-- Start The data --
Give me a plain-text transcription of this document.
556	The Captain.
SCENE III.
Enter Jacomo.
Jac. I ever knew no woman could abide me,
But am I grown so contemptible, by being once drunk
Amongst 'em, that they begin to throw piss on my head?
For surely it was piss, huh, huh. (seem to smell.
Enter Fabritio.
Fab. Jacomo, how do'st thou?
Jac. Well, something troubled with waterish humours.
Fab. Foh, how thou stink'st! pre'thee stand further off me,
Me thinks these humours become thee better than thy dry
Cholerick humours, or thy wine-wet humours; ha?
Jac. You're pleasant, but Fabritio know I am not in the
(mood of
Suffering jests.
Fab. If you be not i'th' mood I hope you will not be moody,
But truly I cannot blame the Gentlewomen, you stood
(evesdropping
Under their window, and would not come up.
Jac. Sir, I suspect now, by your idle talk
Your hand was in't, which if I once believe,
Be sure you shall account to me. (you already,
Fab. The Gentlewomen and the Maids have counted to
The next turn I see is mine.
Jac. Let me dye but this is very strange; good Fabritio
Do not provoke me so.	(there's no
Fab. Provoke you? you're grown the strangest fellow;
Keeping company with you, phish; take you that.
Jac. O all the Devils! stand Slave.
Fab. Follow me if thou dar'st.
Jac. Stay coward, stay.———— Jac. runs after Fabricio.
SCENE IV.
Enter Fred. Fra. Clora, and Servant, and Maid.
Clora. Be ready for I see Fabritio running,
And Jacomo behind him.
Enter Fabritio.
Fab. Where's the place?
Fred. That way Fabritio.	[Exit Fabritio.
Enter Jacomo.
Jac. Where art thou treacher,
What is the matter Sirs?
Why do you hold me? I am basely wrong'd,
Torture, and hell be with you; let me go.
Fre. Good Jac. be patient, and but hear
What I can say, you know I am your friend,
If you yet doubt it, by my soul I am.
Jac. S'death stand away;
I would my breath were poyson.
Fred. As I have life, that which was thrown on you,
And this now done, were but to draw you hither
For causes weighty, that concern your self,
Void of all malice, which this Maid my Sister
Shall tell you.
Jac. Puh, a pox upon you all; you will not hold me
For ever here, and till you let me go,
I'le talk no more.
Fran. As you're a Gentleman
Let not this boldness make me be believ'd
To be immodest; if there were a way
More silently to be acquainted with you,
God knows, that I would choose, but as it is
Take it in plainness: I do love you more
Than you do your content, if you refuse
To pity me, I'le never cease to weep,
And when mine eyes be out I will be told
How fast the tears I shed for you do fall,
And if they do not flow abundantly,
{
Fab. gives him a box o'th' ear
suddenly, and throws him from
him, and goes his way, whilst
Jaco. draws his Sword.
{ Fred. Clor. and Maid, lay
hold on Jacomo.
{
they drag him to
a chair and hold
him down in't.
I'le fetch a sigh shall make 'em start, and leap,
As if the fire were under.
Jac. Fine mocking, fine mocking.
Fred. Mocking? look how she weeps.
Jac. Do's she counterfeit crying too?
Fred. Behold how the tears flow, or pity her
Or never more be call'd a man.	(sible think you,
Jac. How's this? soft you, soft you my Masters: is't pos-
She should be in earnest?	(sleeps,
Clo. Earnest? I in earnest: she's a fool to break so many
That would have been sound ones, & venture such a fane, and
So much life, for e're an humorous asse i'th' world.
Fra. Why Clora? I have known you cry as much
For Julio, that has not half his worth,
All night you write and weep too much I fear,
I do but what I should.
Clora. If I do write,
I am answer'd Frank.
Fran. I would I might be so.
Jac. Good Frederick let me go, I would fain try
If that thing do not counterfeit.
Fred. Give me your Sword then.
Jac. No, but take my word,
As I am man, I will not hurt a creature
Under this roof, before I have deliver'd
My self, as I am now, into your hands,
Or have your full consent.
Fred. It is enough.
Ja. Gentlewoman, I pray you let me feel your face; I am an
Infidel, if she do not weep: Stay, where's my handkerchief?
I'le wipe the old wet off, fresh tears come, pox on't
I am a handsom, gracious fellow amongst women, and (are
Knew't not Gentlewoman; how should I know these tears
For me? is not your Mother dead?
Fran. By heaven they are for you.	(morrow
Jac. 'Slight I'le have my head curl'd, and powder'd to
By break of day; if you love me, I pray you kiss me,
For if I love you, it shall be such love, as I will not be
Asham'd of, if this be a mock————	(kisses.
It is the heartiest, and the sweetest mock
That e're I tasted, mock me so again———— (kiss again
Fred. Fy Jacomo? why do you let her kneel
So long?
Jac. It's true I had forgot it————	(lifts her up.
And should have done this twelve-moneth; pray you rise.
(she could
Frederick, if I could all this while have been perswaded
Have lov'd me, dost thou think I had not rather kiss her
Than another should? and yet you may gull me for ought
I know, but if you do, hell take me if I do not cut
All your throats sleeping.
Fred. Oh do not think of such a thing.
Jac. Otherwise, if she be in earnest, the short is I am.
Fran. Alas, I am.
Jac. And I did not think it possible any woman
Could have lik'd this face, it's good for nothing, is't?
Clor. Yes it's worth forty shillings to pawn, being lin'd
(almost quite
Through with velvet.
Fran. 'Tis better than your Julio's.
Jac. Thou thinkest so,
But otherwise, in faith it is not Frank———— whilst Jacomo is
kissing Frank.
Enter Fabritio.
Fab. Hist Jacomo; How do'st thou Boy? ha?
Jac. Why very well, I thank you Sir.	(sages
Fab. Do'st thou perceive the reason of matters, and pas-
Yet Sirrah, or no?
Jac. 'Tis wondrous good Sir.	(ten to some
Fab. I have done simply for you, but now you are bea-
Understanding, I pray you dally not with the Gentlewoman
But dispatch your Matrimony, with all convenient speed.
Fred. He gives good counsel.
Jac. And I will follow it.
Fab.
-- End The data --
Look through the data and show every line containing "Fabritio".

→ Problem solution:
Enter Fabritio.
Jac. You're pleasant, but Fabritio know I am not in the
Jac. Let me dye but this is very strange; good Fabritio
Clora. Be ready for I see Fabritio running,
Enter Fabritio.
Fred. That way Fabritio.	[Exit Fabritio.
Enter Fabritio.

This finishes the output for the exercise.